> **SHORT PROBLEM**:
Put each nonblank line of the material below into a JSON list of strings, one string per line.

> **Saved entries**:

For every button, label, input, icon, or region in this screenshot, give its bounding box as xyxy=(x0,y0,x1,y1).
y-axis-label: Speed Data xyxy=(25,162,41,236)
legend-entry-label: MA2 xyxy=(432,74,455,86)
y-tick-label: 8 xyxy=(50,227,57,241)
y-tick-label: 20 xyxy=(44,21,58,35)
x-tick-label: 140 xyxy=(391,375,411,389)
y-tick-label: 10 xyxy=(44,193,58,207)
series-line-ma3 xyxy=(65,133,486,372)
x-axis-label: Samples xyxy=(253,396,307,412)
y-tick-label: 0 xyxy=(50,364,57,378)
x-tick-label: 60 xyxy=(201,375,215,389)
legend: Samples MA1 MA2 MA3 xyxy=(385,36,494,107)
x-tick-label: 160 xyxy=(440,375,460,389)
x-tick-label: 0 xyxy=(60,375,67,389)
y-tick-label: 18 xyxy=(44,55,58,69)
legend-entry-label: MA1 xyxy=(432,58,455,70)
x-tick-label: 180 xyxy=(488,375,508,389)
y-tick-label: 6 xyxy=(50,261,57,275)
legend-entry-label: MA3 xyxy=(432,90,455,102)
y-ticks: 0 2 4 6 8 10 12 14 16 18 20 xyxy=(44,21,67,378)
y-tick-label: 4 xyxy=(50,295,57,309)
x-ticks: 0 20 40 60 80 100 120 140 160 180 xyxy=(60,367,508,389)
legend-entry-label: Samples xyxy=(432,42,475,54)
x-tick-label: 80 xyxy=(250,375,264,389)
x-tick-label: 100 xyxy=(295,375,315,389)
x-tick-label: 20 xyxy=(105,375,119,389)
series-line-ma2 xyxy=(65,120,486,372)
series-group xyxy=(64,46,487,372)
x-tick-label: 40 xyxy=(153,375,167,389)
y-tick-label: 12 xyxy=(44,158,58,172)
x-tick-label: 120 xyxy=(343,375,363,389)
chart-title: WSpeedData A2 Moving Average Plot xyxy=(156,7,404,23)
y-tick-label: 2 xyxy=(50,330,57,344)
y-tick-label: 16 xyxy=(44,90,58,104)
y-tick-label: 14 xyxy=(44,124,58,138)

> **TASK SOLUTION**:
[
  "For every button, label, input, icon, or region in this screenshot, give its bounding box as xyxy=(x0,y0,x1,y1).",
  "y-axis-label: Speed Data xyxy=(25,162,41,236)",
  "legend-entry-label: MA2 xyxy=(432,74,455,86)",
  "y-tick-label: 8 xyxy=(50,227,57,241)",
  "y-tick-label: 20 xyxy=(44,21,58,35)",
  "x-tick-label: 140 xyxy=(391,375,411,389)",
  "y-tick-label: 10 xyxy=(44,193,58,207)",
  "series-line-ma3 xyxy=(65,133,486,372)",
  "x-axis-label: Samples xyxy=(253,396,307,412)",
  "y-tick-label: 0 xyxy=(50,364,57,378)",
  "x-tick-label: 60 xyxy=(201,375,215,389)",
  "legend: Samples MA1 MA2 MA3 xyxy=(385,36,494,107)",
  "x-tick-label: 160 xyxy=(440,375,460,389)",
  "x-tick-label: 0 xyxy=(60,375,67,389)",
  "y-tick-label: 18 xyxy=(44,55,58,69)",
  "legend-entry-label: MA1 xyxy=(432,58,455,70)",
  "x-tick-label: 180 xyxy=(488,375,508,389)",
  "y-tick-label: 6 xyxy=(50,261,57,275)",
  "legend-entry-label: MA3 xyxy=(432,90,455,102)",
  "y-ticks: 0 2 4 6 8 10 12 14 16 18 20 xyxy=(44,21,67,378)",
  "y-tick-label: 4 xyxy=(50,295,57,309)",
  "x-ticks: 0 20 40 60 80 100 120 140 160 180 xyxy=(60,367,508,389)",
  "legend-entry-label: Samples xyxy=(432,42,475,54)",
  "x-tick-label: 80 xyxy=(250,375,264,389)",
  "x-tick-label: 100 xyxy=(295,375,315,389)",
  "x-tick-label: 20 xyxy=(105,375,119,389)",
  "series-line-ma2 xyxy=(65,120,486,372)",
  "series-group xyxy=(64,46,487,372)",
  "x-tick-label: 40 xyxy=(153,375,167,389)",
  "y-tick-label: 12 xyxy=(44,158,58,172)",
  "x-tick-label: 120 xyxy=(343,375,363,389)",
  "chart-title: WSpeedData A2 Moving Average Plot xyxy=(156,7,404,23)",
  "y-tick-label: 2 xyxy=(50,330,57,344)",
  "y-tick-label: 16 xyxy=(44,90,58,104)",
  "y-tick-label: 14 xyxy=(44,124,58,138)"
]